What you are asked to do:
Below are the records; locate each line with the word "JSON" and copy it.
-- Begin --
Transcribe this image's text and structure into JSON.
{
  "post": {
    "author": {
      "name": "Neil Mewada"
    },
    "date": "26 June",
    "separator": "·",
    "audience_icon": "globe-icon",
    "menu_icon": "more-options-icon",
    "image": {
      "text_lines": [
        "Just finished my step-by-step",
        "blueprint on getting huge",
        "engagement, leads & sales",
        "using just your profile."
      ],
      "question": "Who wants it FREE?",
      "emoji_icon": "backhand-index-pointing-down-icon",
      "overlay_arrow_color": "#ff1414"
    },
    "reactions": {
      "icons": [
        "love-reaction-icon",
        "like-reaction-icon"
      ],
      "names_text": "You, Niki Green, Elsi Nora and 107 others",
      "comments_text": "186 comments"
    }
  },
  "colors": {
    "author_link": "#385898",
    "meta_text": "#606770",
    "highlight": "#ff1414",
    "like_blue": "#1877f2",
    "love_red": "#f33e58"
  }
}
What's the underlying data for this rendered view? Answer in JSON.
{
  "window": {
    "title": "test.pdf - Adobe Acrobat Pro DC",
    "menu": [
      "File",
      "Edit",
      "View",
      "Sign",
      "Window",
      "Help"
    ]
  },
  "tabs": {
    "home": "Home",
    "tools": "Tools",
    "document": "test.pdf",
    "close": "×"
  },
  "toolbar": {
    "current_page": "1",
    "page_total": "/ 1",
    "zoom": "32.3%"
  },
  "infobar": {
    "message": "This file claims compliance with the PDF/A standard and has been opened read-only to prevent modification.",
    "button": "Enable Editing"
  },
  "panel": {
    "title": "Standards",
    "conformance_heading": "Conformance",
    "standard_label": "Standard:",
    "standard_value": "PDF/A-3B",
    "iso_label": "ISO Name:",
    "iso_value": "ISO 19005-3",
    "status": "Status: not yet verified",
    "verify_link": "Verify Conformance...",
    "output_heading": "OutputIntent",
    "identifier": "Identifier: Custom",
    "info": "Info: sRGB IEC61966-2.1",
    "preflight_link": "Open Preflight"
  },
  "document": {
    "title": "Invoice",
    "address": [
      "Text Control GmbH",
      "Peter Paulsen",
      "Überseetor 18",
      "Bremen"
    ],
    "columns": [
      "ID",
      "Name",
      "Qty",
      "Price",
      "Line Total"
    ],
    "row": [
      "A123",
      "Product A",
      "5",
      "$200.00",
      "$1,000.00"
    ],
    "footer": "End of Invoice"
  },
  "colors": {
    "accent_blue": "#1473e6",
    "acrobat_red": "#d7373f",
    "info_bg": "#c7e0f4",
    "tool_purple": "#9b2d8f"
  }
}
-- End --
Result:
Transcribe this image's text and structure into JSON.
What's the underlying data for this rendered view? Answer in JSON.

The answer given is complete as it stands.